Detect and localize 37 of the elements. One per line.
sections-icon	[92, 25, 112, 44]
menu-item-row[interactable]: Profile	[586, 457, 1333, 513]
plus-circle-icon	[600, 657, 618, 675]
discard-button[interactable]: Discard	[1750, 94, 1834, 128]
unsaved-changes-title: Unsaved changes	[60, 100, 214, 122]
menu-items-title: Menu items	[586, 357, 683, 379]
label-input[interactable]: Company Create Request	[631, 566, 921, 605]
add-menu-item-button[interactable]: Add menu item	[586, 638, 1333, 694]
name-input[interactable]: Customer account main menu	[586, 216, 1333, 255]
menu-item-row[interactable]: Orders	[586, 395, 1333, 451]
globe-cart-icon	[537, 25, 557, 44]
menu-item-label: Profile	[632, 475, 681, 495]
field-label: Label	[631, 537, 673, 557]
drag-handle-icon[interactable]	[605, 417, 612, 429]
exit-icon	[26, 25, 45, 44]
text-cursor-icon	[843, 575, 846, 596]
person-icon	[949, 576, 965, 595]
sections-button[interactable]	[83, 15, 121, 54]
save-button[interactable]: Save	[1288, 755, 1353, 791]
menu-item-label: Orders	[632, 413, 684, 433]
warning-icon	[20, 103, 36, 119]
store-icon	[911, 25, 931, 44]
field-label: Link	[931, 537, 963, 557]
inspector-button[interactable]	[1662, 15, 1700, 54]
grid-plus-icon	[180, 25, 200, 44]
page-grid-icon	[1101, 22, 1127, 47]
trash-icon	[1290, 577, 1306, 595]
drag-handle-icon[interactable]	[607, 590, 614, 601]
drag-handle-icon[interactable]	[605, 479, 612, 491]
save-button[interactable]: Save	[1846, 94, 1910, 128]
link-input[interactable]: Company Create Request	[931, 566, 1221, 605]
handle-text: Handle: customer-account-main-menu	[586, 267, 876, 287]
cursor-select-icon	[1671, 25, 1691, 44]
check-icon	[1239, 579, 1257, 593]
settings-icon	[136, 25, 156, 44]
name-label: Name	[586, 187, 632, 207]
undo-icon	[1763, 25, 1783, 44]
————
Put every line of the records above into a Markdown table with a Row column for the row number and a Text column for the line itself, skipping blank lines.

• **The answer**
| Row | Text |
|---|---|
| 1 | Detect and localize 37 of the elements. One per line. |
| 2 | sections-icon	[92, 25, 112, 44] |
| 3 | menu-item-row[interactable]: Profile	[586, 457, 1333, 513] |
| 4 | plus-circle-icon	[600, 657, 618, 675] |
| 5 | discard-button[interactable]: Discard	[1750, 94, 1834, 128] |
| 6 | unsaved-changes-title: Unsaved changes	[60, 100, 214, 122] |
| 7 | menu-items-title: Menu items	[586, 357, 683, 379] |
| 8 | label-input[interactable]: Company Create Request	[631, 566, 921, 605] |
| 9 | add-menu-item-button[interactable]: Add menu item	[586, 638, 1333, 694] |
| 10 | name-input[interactable]: Customer account main menu	[586, 216, 1333, 255] |
| 11 | menu-item-row[interactable]: Orders	[586, 395, 1333, 451] |
| 12 | globe-cart-icon	[537, 25, 557, 44] |
| 13 | menu-item-label: Profile	[632, 475, 681, 495] |
| 14 | field-label: Label	[631, 537, 673, 557] |
| 15 | drag-handle-icon[interactable]	[605, 417, 612, 429] |
| 16 | exit-icon	[26, 25, 45, 44] |
| 17 | text-cursor-icon	[843, 575, 846, 596] |
| 18 | person-icon	[949, 576, 965, 595] |
| 19 | sections-button[interactable]	[83, 15, 121, 54] |
| 20 | save-button[interactable]: Save	[1288, 755, 1353, 791] |
| 21 | menu-item-label: Orders	[632, 413, 684, 433] |
| 22 | warning-icon	[20, 103, 36, 119] |
| 23 | store-icon	[911, 25, 931, 44] |
| 24 | field-label: Link	[931, 537, 963, 557] |
| 25 | inspector-button[interactable]	[1662, 15, 1700, 54] |
| 26 | grid-plus-icon	[180, 25, 200, 44] |
| 27 | page-grid-icon	[1101, 22, 1127, 47] |
| 28 | trash-icon	[1290, 577, 1306, 595] |
| 29 | drag-handle-icon[interactable]	[607, 590, 614, 601] |
| 30 | drag-handle-icon[interactable]	[605, 479, 612, 491] |
| 31 | save-button[interactable]: Save	[1846, 94, 1910, 128] |
| 32 | link-input[interactable]: Company Create Request	[931, 566, 1221, 605] |
| 33 | handle-text: Handle: customer-account-main-menu	[586, 267, 876, 287] |
| 34 | cursor-select-icon	[1671, 25, 1691, 44] |
| 35 | check-icon	[1239, 579, 1257, 593] |
| 36 | settings-icon	[136, 25, 156, 44] |
| 37 | name-label: Name	[586, 187, 632, 207] |
| 38 | undo-icon	[1763, 25, 1783, 44] |